■ DATA SHOWN
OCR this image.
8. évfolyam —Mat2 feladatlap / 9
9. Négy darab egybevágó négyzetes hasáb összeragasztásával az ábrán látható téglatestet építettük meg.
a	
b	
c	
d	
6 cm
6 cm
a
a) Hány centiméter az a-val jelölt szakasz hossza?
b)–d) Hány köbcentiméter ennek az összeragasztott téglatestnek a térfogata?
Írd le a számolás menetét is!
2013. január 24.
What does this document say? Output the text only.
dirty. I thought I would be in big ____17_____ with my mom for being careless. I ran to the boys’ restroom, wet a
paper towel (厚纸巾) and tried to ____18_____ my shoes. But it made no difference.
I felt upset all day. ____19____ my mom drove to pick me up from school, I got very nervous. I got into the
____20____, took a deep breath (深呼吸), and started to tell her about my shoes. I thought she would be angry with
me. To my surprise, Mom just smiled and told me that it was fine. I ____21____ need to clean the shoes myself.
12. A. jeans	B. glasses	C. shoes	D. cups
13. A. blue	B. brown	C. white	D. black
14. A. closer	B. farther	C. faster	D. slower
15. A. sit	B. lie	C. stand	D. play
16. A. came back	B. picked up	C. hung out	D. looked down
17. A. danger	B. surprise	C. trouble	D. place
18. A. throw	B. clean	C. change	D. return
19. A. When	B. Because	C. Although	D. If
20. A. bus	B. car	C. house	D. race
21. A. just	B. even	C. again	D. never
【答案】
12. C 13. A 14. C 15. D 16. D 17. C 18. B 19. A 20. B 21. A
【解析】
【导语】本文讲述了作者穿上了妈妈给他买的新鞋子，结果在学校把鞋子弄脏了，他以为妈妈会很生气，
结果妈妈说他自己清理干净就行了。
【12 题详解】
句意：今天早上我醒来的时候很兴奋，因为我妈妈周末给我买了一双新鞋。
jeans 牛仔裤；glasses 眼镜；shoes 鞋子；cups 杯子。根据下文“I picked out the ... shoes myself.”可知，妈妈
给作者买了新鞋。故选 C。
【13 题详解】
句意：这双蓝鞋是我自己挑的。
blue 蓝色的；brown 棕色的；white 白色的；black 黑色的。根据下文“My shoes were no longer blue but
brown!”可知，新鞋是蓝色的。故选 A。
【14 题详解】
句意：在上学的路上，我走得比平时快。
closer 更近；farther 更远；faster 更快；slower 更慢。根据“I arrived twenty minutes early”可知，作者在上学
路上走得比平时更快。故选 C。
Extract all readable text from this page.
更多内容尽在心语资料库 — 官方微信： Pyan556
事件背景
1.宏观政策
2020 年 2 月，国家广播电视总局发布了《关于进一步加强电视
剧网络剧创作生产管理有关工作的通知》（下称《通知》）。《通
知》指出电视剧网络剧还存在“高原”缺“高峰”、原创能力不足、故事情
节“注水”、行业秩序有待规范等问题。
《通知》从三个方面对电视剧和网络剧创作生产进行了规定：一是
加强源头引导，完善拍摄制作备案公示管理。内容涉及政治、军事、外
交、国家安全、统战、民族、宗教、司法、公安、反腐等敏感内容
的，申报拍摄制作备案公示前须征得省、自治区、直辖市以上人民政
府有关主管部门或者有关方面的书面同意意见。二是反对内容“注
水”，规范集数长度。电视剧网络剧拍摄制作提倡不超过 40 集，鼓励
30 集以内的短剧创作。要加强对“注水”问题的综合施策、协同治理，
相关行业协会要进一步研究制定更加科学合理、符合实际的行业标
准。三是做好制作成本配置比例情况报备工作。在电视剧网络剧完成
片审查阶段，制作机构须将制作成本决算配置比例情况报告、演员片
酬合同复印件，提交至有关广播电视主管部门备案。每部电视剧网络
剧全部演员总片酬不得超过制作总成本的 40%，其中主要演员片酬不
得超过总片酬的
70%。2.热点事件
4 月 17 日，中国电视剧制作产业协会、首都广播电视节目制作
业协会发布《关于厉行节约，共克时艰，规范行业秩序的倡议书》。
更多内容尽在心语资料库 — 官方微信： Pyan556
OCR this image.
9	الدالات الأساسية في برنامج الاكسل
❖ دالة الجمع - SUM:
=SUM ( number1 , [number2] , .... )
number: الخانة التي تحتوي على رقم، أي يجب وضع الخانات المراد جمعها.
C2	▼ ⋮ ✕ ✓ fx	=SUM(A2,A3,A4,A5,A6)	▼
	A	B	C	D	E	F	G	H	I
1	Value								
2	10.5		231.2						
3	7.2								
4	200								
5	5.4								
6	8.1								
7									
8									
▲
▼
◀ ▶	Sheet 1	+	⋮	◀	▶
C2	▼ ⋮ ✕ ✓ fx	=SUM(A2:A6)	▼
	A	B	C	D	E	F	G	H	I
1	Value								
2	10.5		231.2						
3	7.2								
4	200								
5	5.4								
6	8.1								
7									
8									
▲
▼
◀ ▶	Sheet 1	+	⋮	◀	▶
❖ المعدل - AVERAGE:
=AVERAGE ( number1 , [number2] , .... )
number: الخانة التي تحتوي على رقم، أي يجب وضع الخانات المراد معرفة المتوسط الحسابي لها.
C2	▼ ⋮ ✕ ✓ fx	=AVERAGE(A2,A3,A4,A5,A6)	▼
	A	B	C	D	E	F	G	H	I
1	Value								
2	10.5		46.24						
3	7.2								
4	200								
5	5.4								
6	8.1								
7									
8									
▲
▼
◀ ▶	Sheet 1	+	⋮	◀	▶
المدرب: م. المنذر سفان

■ GIVEN TASK
Copy out all of the records above with nothing altered.

■ RESULT
OCR this image.
8. évfolyam —Mat2 feladatlap / 9
9. Négy darab egybevágó négyzetes hasáb összeragasztásával az ábrán látható téglatestet építettük meg.
a	
b	
c	
d	
6 cm
6 cm
a
a) Hány centiméter az a-val jelölt szakasz hossza?
b)–d) Hány köbcentiméter ennek az összeragasztott téglatestnek a térfogata?
Írd le a számolás menetét is!
2013. január 24.
What does this document say? Output the text only.
dirty. I thought I would be in big ____17_____ with my mom for being careless. I ran to the boys’ restroom, wet a
paper towel (厚纸巾) and tried to ____18_____ my shoes. But it made no difference.
I felt upset all day. ____19____ my mom drove to pick me up from school, I got very nervous. I got into the
____20____, took a deep breath (深呼吸), and started to tell her about my shoes. I thought she would be angry with
me. To my surprise, Mom just smiled and told me that it was fine. I ____21____ need to clean the shoes myself.
12. A. jeans	B. glasses	C. shoes	D. cups
13. A. blue	B. brown	C. white	D. black
14. A. closer	B. farther	C. faster	D. slower
15. A. sit	B. lie	C. stand	D. play
16. A. came back	B. picked up	C. hung out	D. looked down
17. A. danger	B. surprise	C. trouble	D. place
18. A. throw	B. clean	C. change	D. return
19. A. When	B. Because	C. Although	D. If
20. A. bus	B. car	C. house	D. race
21. A. just	B. even	C. again	D. never
【答案】
12. C 13. A 14. C 15. D 16. D 17. C 18. B 19. A 20. B 21. A
【解析】
【导语】本文讲述了作者穿上了妈妈给他买的新鞋子，结果在学校把鞋子弄脏了，他以为妈妈会很生气，
结果妈妈说他自己清理干净就行了。
【12 题详解】
句意：今天早上我醒来的时候很兴奋，因为我妈妈周末给我买了一双新鞋。
jeans 牛仔裤；glasses 眼镜；shoes 鞋子；cups 杯子。根据下文“I picked out the ... shoes myself.”可知，妈妈
给作者买了新鞋。故选 C。
【13 题详解】
句意：这双蓝鞋是我自己挑的。
blue 蓝色的；brown 棕色的；white 白色的；black 黑色的。根据下文“My shoes were no longer blue but
brown!”可知，新鞋是蓝色的。故选 A。
【14 题详解】
句意：在上学的路上，我走得比平时快。
closer 更近；farther 更远；faster 更快；slower 更慢。根据“I arrived twenty minutes early”可知，作者在上学
路上走得比平时更快。故选 C。
Extract all readable text from this page.
更多内容尽在心语资料库 — 官方微信： Pyan556
事件背景
1.宏观政策
2020 年 2 月，国家广播电视总局发布了《关于进一步加强电视
剧网络剧创作生产管理有关工作的通知》（下称《通知》）。《通
知》指出电视剧网络剧还存在“高原”缺“高峰”、原创能力不足、故事情
节“注水”、行业秩序有待规范等问题。
《通知》从三个方面对电视剧和网络剧创作生产进行了规定：一是
加强源头引导，完善拍摄制作备案公示管理。内容涉及政治、军事、外
交、国家安全、统战、民族、宗教、司法、公安、反腐等敏感内容
的，申报拍摄制作备案公示前须征得省、自治区、直辖市以上人民政
府有关主管部门或者有关方面的书面同意意见。二是反对内容“注
水”，规范集数长度。电视剧网络剧拍摄制作提倡不超过 40 集，鼓励
30 集以内的短剧创作。要加强对“注水”问题的综合施策、协同治理，
相关行业协会要进一步研究制定更加科学合理、符合实际的行业标
准。三是做好制作成本配置比例情况报备工作。在电视剧网络剧完成
片审查阶段，制作机构须将制作成本决算配置比例情况报告、演员片
酬合同复印件，提交至有关广播电视主管部门备案。每部电视剧网络
剧全部演员总片酬不得超过制作总成本的 40%，其中主要演员片酬不
得超过总片酬的
70%。2.热点事件
4 月 17 日，中国电视剧制作产业协会、首都广播电视节目制作
业协会发布《关于厉行节约，共克时艰，规范行业秩序的倡议书》。
更多内容尽在心语资料库 — 官方微信： Pyan556
OCR this image.
9	الدالات الأساسية في برنامج الاكسل
❖ دالة الجمع - SUM:
=SUM ( number1 , [number2] , .... )
number: الخانة التي تحتوي على رقم، أي يجب وضع الخانات المراد جمعها.
C2	▼ ⋮ ✕ ✓ fx	=SUM(A2,A3,A4,A5,A6)	▼
	A	B	C	D	E	F	G	H	I
1	Value								
2	10.5		231.2						
3	7.2								
4	200								
5	5.4								
6	8.1								
7									
8									
▲
▼
◀ ▶	Sheet 1	+	⋮	◀	▶
C2	▼ ⋮ ✕ ✓ fx	=SUM(A2:A6)	▼
	A	B	C	D	E	F	G	H	I
1	Value								
2	10.5		231.2						
3	7.2								
4	200								
5	5.4								
6	8.1								
7									
8									
▲
▼
◀ ▶	Sheet 1	+	⋮	◀	▶
❖ المعدل - AVERAGE:
=AVERAGE ( number1 , [number2] , .... )
number: الخانة التي تحتوي على رقم، أي يجب وضع الخانات المراد معرفة المتوسط الحسابي لها.
C2	▼ ⋮ ✕ ✓ fx	=AVERAGE(A2,A3,A4,A5,A6)	▼
	A	B	C	D	E	F	G	H	I
1	Value								
2	10.5		46.24						
3	7.2								
4	200								
5	5.4								
6	8.1								
7									
8									
▲
▼
◀ ▶	Sheet 1	+	⋮	◀	▶
المدرب: م. المنذر سفان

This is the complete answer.